[[ Data excerpts, beginning ]]

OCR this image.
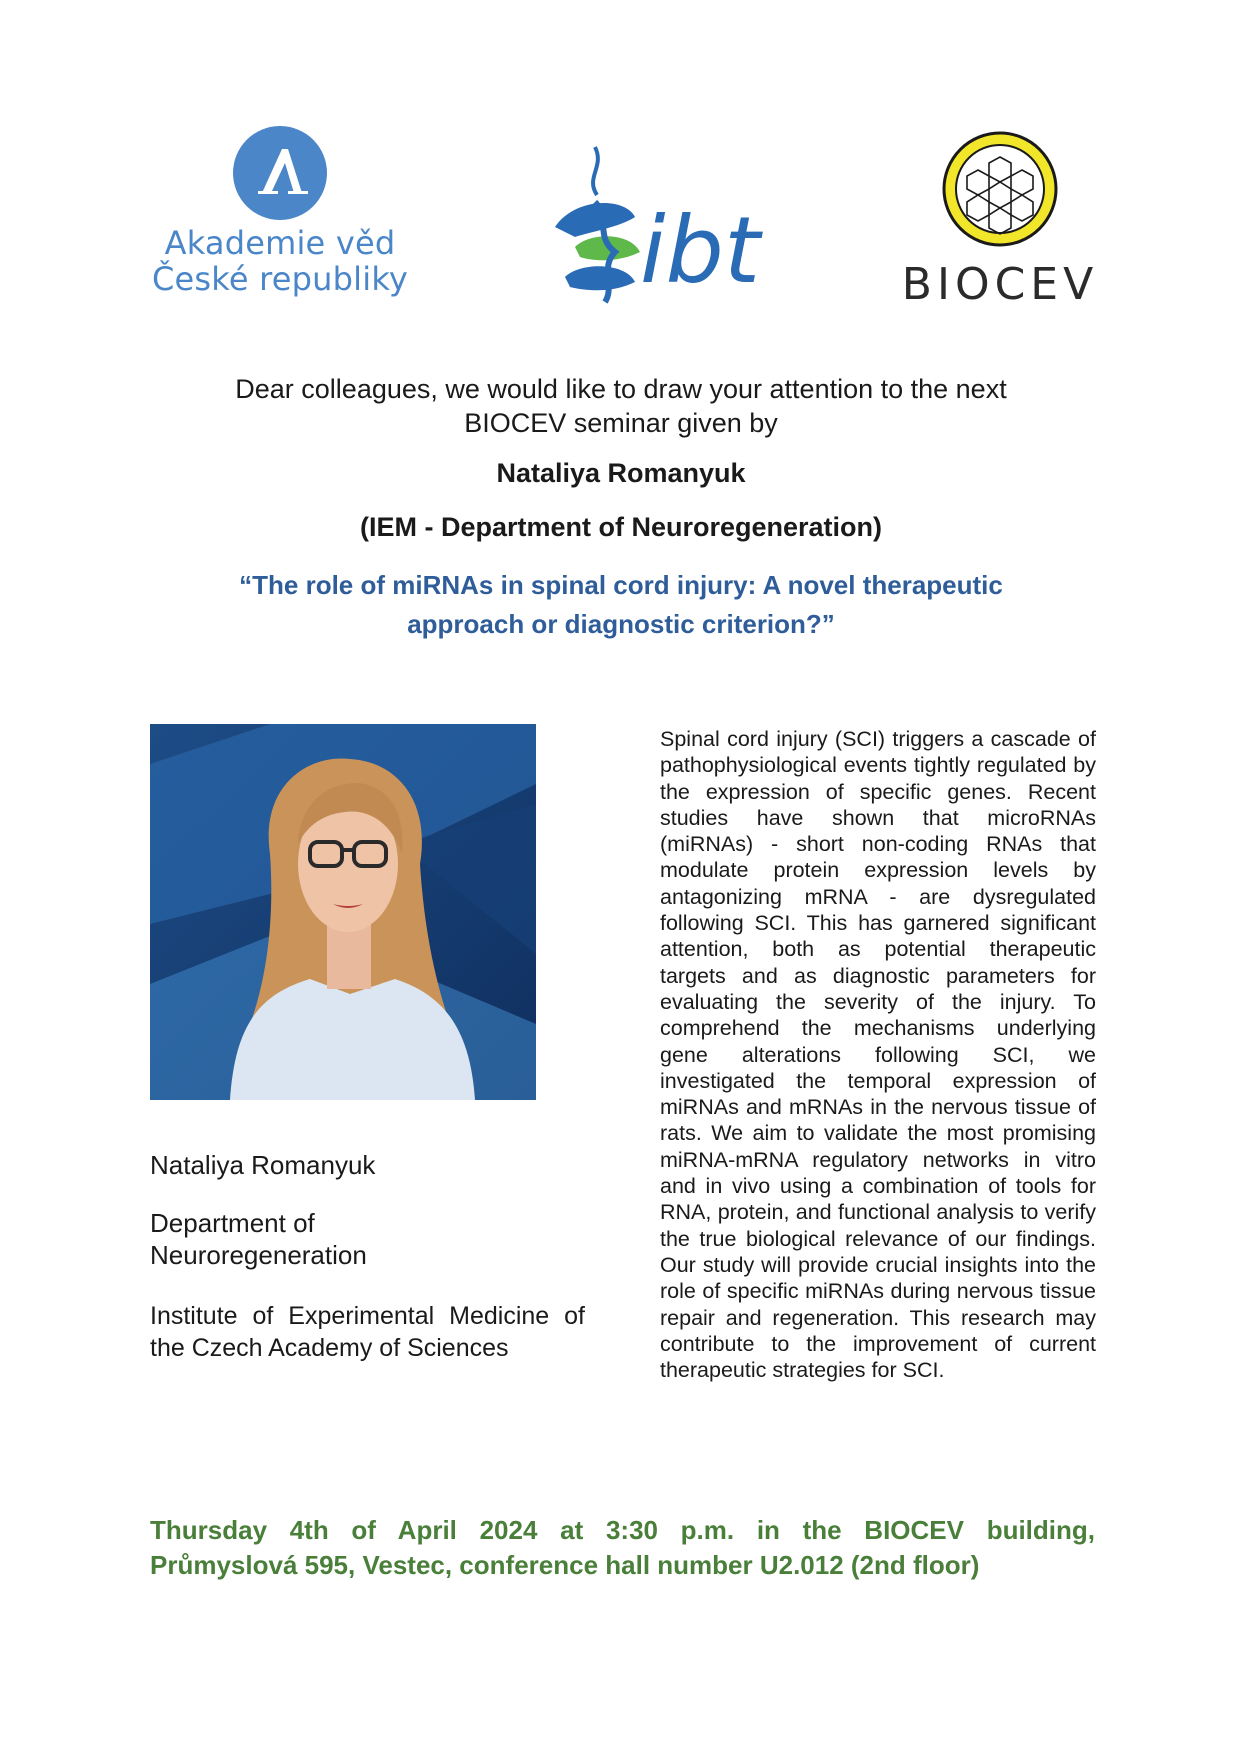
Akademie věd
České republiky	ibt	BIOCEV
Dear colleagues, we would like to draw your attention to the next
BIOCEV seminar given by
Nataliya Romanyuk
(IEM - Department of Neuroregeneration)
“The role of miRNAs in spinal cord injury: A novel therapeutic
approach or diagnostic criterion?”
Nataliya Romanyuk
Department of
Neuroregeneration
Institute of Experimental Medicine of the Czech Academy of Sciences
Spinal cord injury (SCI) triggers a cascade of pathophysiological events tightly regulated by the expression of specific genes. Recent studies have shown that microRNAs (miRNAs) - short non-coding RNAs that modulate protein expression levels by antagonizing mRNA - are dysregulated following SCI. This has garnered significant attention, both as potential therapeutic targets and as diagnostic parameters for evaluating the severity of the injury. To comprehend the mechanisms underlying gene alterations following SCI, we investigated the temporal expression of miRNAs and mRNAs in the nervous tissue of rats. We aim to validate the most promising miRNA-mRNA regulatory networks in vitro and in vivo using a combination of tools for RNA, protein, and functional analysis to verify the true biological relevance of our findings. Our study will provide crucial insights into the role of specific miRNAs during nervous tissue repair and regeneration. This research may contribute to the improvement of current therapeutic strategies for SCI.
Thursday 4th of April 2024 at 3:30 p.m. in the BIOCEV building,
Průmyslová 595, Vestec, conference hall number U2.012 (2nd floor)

[[ Data excerpts, end ]]

__Work request__
Check each line above for the string "Department" and copy the ones that have it.

__Response to the task__
(IEM - Department of Neuroregeneration)
Department of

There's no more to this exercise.